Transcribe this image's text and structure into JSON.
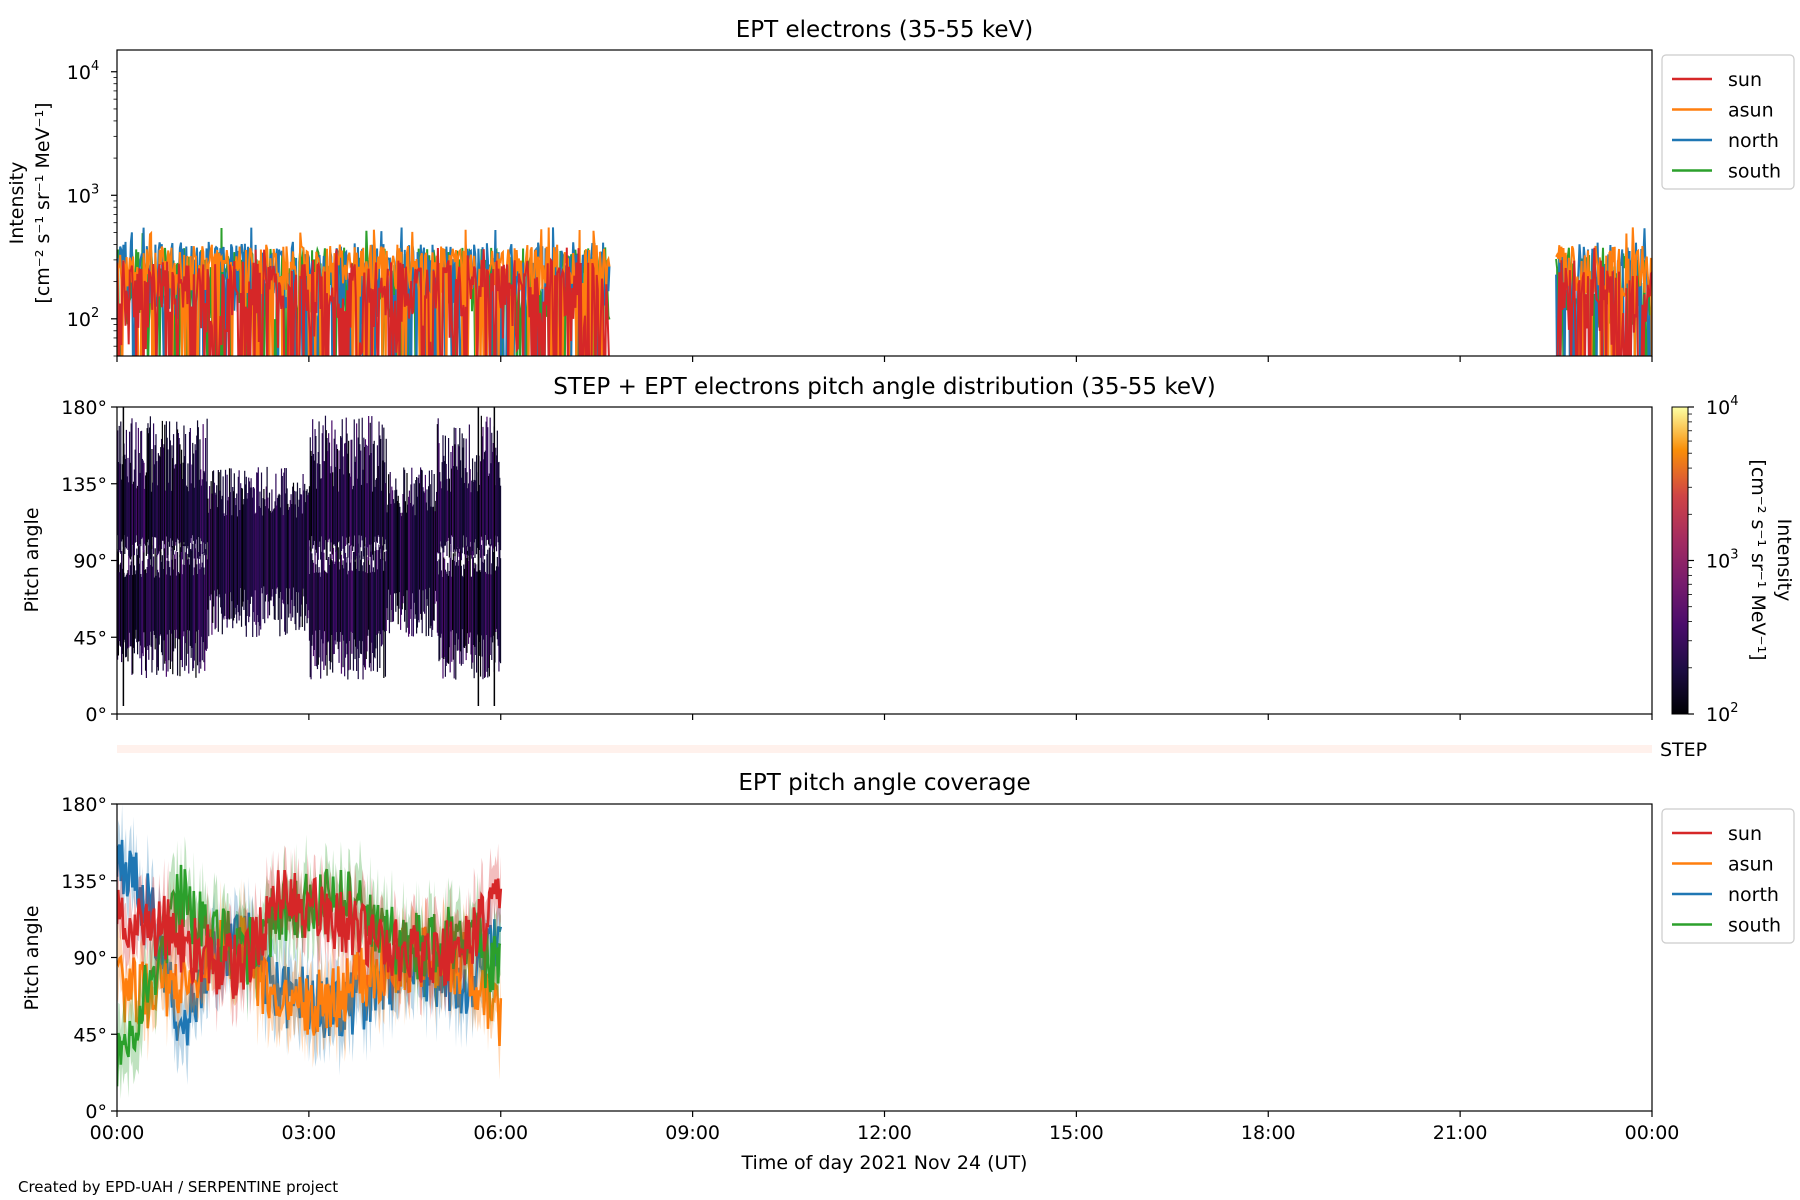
{
  "credit": "Created by EPD-UAH / SERPENTINE project",
  "xlabel": "Time of day 2021 Nov 24 (UT)",
  "x_ticks": [
    "00:00",
    "03:00",
    "06:00",
    "09:00",
    "12:00",
    "15:00",
    "18:00",
    "21:00",
    "00:00"
  ],
  "colors": {
    "sun": "#d62728",
    "asun": "#ff7f0e",
    "north": "#1f77b4",
    "south": "#2ca02c"
  },
  "legend_labels": [
    "sun",
    "asun",
    "north",
    "south"
  ],
  "chart_data": [
    {
      "type": "line",
      "title": "EPT electrons (35-55 keV)",
      "ylabel": [
        "Intensity",
        "[cm⁻² s⁻¹ sr⁻¹ MeV⁻¹]"
      ],
      "yscale": "log",
      "ylim": [
        50,
        15000
      ],
      "y_ticks": [
        {
          "base": "10",
          "exp": "2",
          "value": 100
        },
        {
          "base": "10",
          "exp": "3",
          "value": 1000
        },
        {
          "base": "10",
          "exp": "4",
          "value": 10000
        }
      ],
      "x_range_hours": [
        0,
        24
      ],
      "legend": "outside-right",
      "series": [
        {
          "name": "sun",
          "segments": [
            [
              0,
              7.7
            ],
            [
              22.5,
              24
            ]
          ],
          "typical_range": [
            50,
            300
          ],
          "peak": 380
        },
        {
          "name": "asun",
          "segments": [
            [
              0,
              7.7
            ],
            [
              22.5,
              24
            ]
          ],
          "typical_range": [
            150,
            400
          ],
          "peak": 560
        },
        {
          "name": "north",
          "segments": [
            [
              0,
              7.7
            ],
            [
              22.5,
              24
            ]
          ],
          "typical_range": [
            100,
            420
          ],
          "peak": 560
        },
        {
          "name": "south",
          "segments": [
            [
              0,
              7.7
            ],
            [
              22.5,
              24
            ]
          ],
          "typical_range": [
            80,
            380
          ],
          "peak": 550
        }
      ]
    },
    {
      "type": "heatmap",
      "title": "STEP + EPT electrons pitch angle distribution (35-55 keV)",
      "ylabel": "Pitch angle",
      "ylim": [
        0,
        180
      ],
      "y_ticks": [
        "0°",
        "45°",
        "90°",
        "135°",
        "180°"
      ],
      "x_range_hours": [
        0,
        24
      ],
      "data_extent_hours": [
        0,
        6
      ],
      "colorscale": "inferno",
      "color_range": [
        100,
        10000
      ],
      "colorbar_ticks": [
        {
          "base": "10",
          "exp": "2"
        },
        {
          "base": "10",
          "exp": "3"
        },
        {
          "base": "10",
          "exp": "4"
        }
      ],
      "colorbar_label": [
        "Intensity",
        "[cm⁻² s⁻¹ sr⁻¹ MeV⁻¹]"
      ],
      "strip_label": "STEP"
    },
    {
      "type": "line",
      "title": "EPT pitch angle coverage",
      "ylabel": "Pitch angle",
      "ylim": [
        0,
        180
      ],
      "y_ticks": [
        "0°",
        "45°",
        "90°",
        "135°",
        "180°"
      ],
      "x_range_hours": [
        0,
        24
      ],
      "legend": "outside-right",
      "series": [
        {
          "name": "sun",
          "x": [
            0,
            0.5,
            1,
            1.5,
            2,
            2.5,
            3,
            3.5,
            4,
            4.5,
            5,
            5.5,
            6
          ],
          "y": [
            110,
            112,
            100,
            88,
            84,
            130,
            118,
            113,
            100,
            90,
            92,
            96,
            130
          ]
        },
        {
          "name": "asun",
          "x": [
            0,
            0.5,
            1,
            1.5,
            2,
            2.5,
            3,
            3.5,
            4,
            4.5,
            5,
            5.5,
            6
          ],
          "y": [
            72,
            68,
            75,
            92,
            95,
            55,
            63,
            68,
            82,
            90,
            88,
            85,
            50
          ]
        },
        {
          "name": "north",
          "x": [
            0,
            0.5,
            1,
            1.5,
            2,
            2.5,
            3,
            3.5,
            4,
            4.5,
            5,
            5.5,
            6
          ],
          "y": [
            150,
            120,
            50,
            90,
            100,
            70,
            65,
            60,
            70,
            85,
            80,
            75,
            100
          ]
        },
        {
          "name": "south",
          "x": [
            0,
            0.5,
            1,
            1.5,
            2,
            2.5,
            3,
            3.5,
            4,
            4.5,
            5,
            5.5,
            6
          ],
          "y": [
            30,
            75,
            125,
            105,
            90,
            115,
            120,
            125,
            110,
            95,
            100,
            105,
            80
          ]
        }
      ]
    }
  ]
}
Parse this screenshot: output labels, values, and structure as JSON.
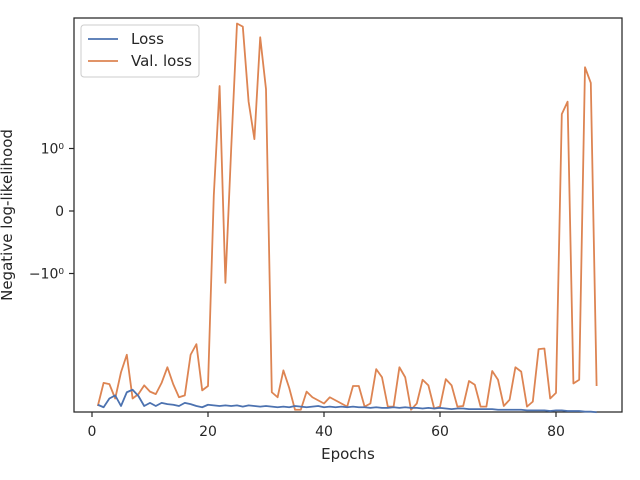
{
  "chart_data": {
    "type": "line",
    "xlabel": "Epochs",
    "ylabel": "Negative log-likelihood",
    "xlim": [
      -3,
      92
    ],
    "yscale": "symlog",
    "x_ticks": [
      0,
      20,
      40,
      60,
      80
    ],
    "y_ticks": [
      {
        "value": 1,
        "label": "10⁰"
      },
      {
        "value": 0,
        "label": "0"
      },
      {
        "value": -1,
        "label": "−10⁰"
      }
    ],
    "grid": false,
    "legend": {
      "position": "top-left",
      "entries": [
        "Loss",
        "Val. loss"
      ]
    },
    "series": [
      {
        "name": "Loss",
        "color": "#4c72b0",
        "x": [
          1,
          2,
          3,
          4,
          5,
          6,
          7,
          8,
          9,
          10,
          11,
          12,
          13,
          14,
          15,
          16,
          17,
          18,
          19,
          20,
          21,
          22,
          23,
          24,
          25,
          26,
          27,
          28,
          29,
          30,
          31,
          32,
          33,
          34,
          35,
          36,
          37,
          38,
          39,
          40,
          41,
          42,
          43,
          44,
          45,
          46,
          47,
          48,
          49,
          50,
          51,
          52,
          53,
          54,
          55,
          56,
          57,
          58,
          59,
          60,
          61,
          62,
          63,
          64,
          65,
          66,
          67,
          68,
          69,
          70,
          71,
          72,
          73,
          74,
          75,
          76,
          77,
          78,
          79,
          80,
          81,
          82,
          83,
          84,
          85,
          86,
          87
        ],
        "y": [
          -3.1,
          -3.14,
          -3.0,
          -2.95,
          -3.12,
          -2.9,
          -2.86,
          -2.96,
          -3.12,
          -3.07,
          -3.12,
          -3.07,
          -3.09,
          -3.1,
          -3.12,
          -3.07,
          -3.09,
          -3.12,
          -3.14,
          -3.1,
          -3.11,
          -3.12,
          -3.11,
          -3.12,
          -3.11,
          -3.13,
          -3.11,
          -3.12,
          -3.13,
          -3.12,
          -3.13,
          -3.14,
          -3.13,
          -3.14,
          -3.12,
          -3.13,
          -3.14,
          -3.13,
          -3.12,
          -3.14,
          -3.13,
          -3.14,
          -3.13,
          -3.14,
          -3.13,
          -3.14,
          -3.14,
          -3.15,
          -3.14,
          -3.15,
          -3.15,
          -3.14,
          -3.15,
          -3.14,
          -3.15,
          -3.15,
          -3.16,
          -3.15,
          -3.16,
          -3.15,
          -3.16,
          -3.17,
          -3.16,
          -3.16,
          -3.17,
          -3.17,
          -3.17,
          -3.17,
          -3.17,
          -3.18,
          -3.18,
          -3.18,
          -3.18,
          -3.18,
          -3.19,
          -3.19,
          -3.19,
          -3.19,
          -3.2,
          -3.19,
          -3.19,
          -3.2,
          -3.2,
          -3.2,
          -3.21,
          -3.21,
          -3.22
        ]
      },
      {
        "name": "Val. loss",
        "color": "#dd8452",
        "x": [
          1,
          2,
          3,
          4,
          5,
          6,
          7,
          8,
          9,
          10,
          11,
          12,
          13,
          14,
          15,
          16,
          17,
          18,
          19,
          20,
          21,
          22,
          23,
          24,
          25,
          26,
          27,
          28,
          29,
          30,
          31,
          32,
          33,
          34,
          35,
          36,
          37,
          38,
          39,
          40,
          41,
          42,
          43,
          44,
          45,
          46,
          47,
          48,
          49,
          50,
          51,
          52,
          53,
          54,
          55,
          56,
          57,
          58,
          59,
          60,
          61,
          62,
          63,
          64,
          65,
          66,
          67,
          68,
          69,
          70,
          71,
          72,
          73,
          74,
          75,
          76,
          77,
          78,
          79,
          80,
          81,
          82,
          83,
          84,
          85,
          86,
          87
        ],
        "y": [
          -3.12,
          -2.75,
          -2.77,
          -3.0,
          -2.58,
          -2.3,
          -3.0,
          -2.93,
          -2.79,
          -2.89,
          -2.93,
          -2.75,
          -2.5,
          -2.77,
          -2.98,
          -2.95,
          -2.3,
          -2.13,
          -2.87,
          -2.8,
          0.25,
          2.0,
          -1.15,
          1.0,
          3.0,
          2.95,
          1.75,
          1.15,
          2.78,
          1.95,
          -2.9,
          -2.98,
          -2.55,
          -2.83,
          -3.18,
          -3.18,
          -2.89,
          -2.98,
          -3.03,
          -3.08,
          -2.98,
          -3.03,
          -3.08,
          -3.13,
          -2.8,
          -2.8,
          -3.13,
          -3.08,
          -2.53,
          -2.66,
          -3.13,
          -3.13,
          -2.5,
          -2.66,
          -3.18,
          -3.08,
          -2.7,
          -2.79,
          -3.16,
          -3.13,
          -2.69,
          -2.79,
          -3.13,
          -3.12,
          -2.72,
          -2.78,
          -3.13,
          -3.13,
          -2.56,
          -2.7,
          -3.12,
          -3.02,
          -2.5,
          -2.57,
          -3.13,
          -3.05,
          -2.21,
          -2.2,
          -3.0,
          -2.91,
          1.55,
          1.75,
          -2.76,
          -2.7,
          2.3,
          2.05,
          -2.8
        ]
      }
    ]
  }
}
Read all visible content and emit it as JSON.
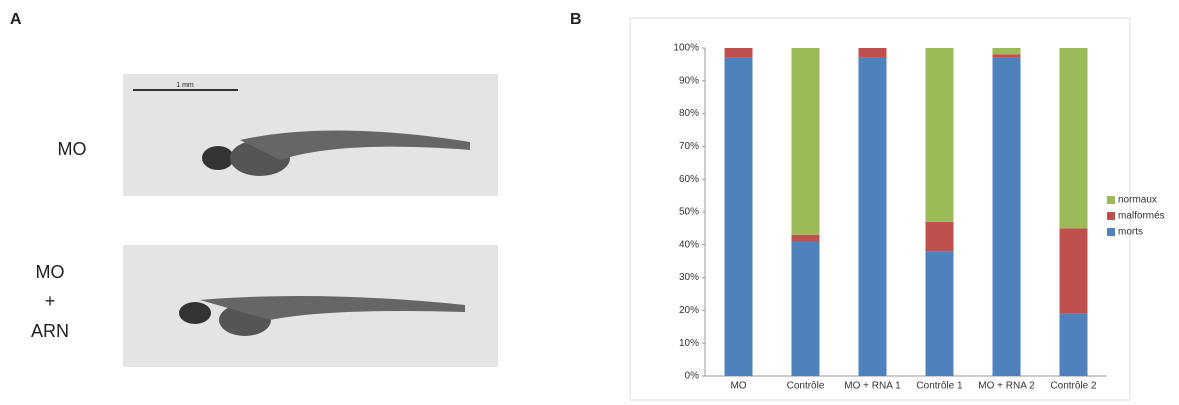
{
  "panel_labels": [
    "A",
    "B"
  ],
  "images": [
    {
      "label_lines": [
        "MO"
      ],
      "scale_bar": "1 mm"
    },
    {
      "label_lines": [
        "MO",
        "+",
        "ARN"
      ]
    }
  ],
  "chart_data": {
    "type": "stacked_bar",
    "categories": [
      "MO",
      "Contrôle",
      "MO + RNA 1",
      "Contrôle 1",
      "MO + RNA 2",
      "Contrôle 2"
    ],
    "series": [
      {
        "name": "morts",
        "color": "#4f81bd",
        "values": [
          97,
          41,
          97,
          38,
          97,
          19
        ]
      },
      {
        "name": "malformés",
        "color": "#c0504d",
        "values": [
          3,
          2,
          3,
          9,
          1,
          26
        ]
      },
      {
        "name": "normaux",
        "color": "#9bbb59",
        "values": [
          0,
          57,
          0,
          53,
          2,
          55
        ]
      }
    ],
    "ylim": [
      0,
      100
    ],
    "yticks": [
      {
        "value": 0,
        "label": "0%"
      },
      {
        "value": 10,
        "label": "10%"
      },
      {
        "value": 20,
        "label": "20%"
      },
      {
        "value": 30,
        "label": "30%"
      },
      {
        "value": 40,
        "label": "40%"
      },
      {
        "value": 50,
        "label": "50%"
      },
      {
        "value": 60,
        "label": "60%"
      },
      {
        "value": 70,
        "label": "70%"
      },
      {
        "value": 80,
        "label": "80%"
      },
      {
        "value": 90,
        "label": "90%"
      },
      {
        "value": 100,
        "label": "100%"
      }
    ],
    "legend": "right"
  }
}
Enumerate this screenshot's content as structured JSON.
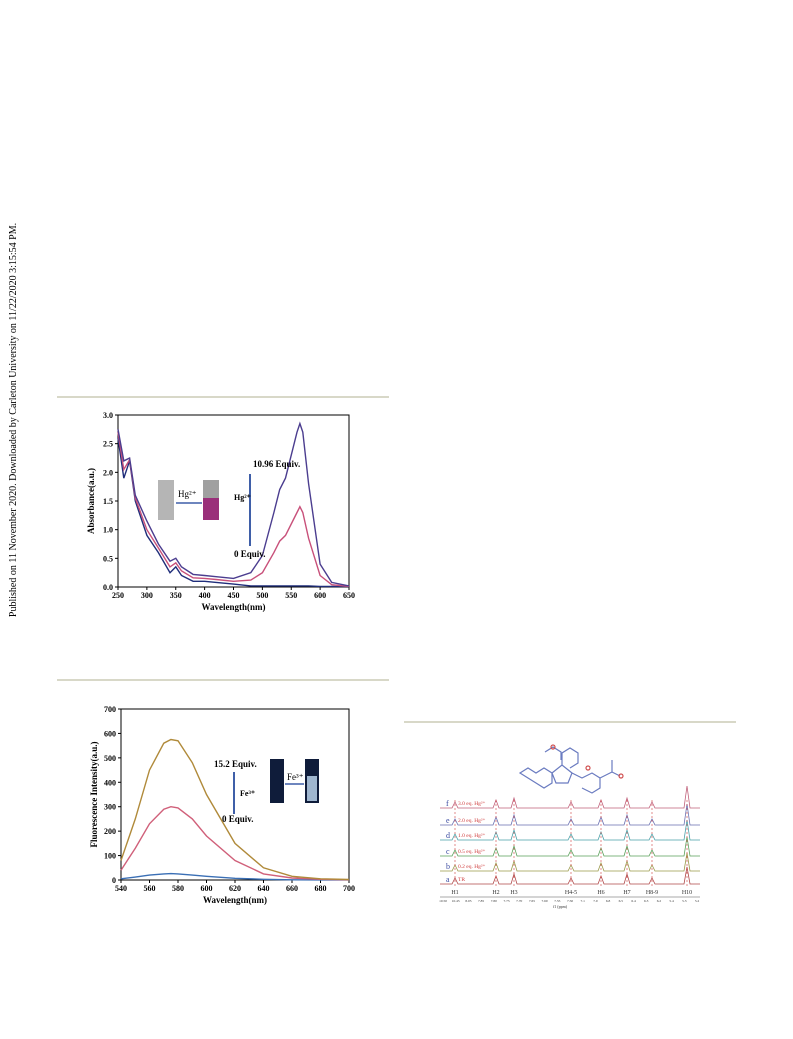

----------------------------------------

== SHORT EXERCISE ==
Write down only the number of lines that contain the string "electrons" in the listing.

== WRITTEN RESPONSE ==
2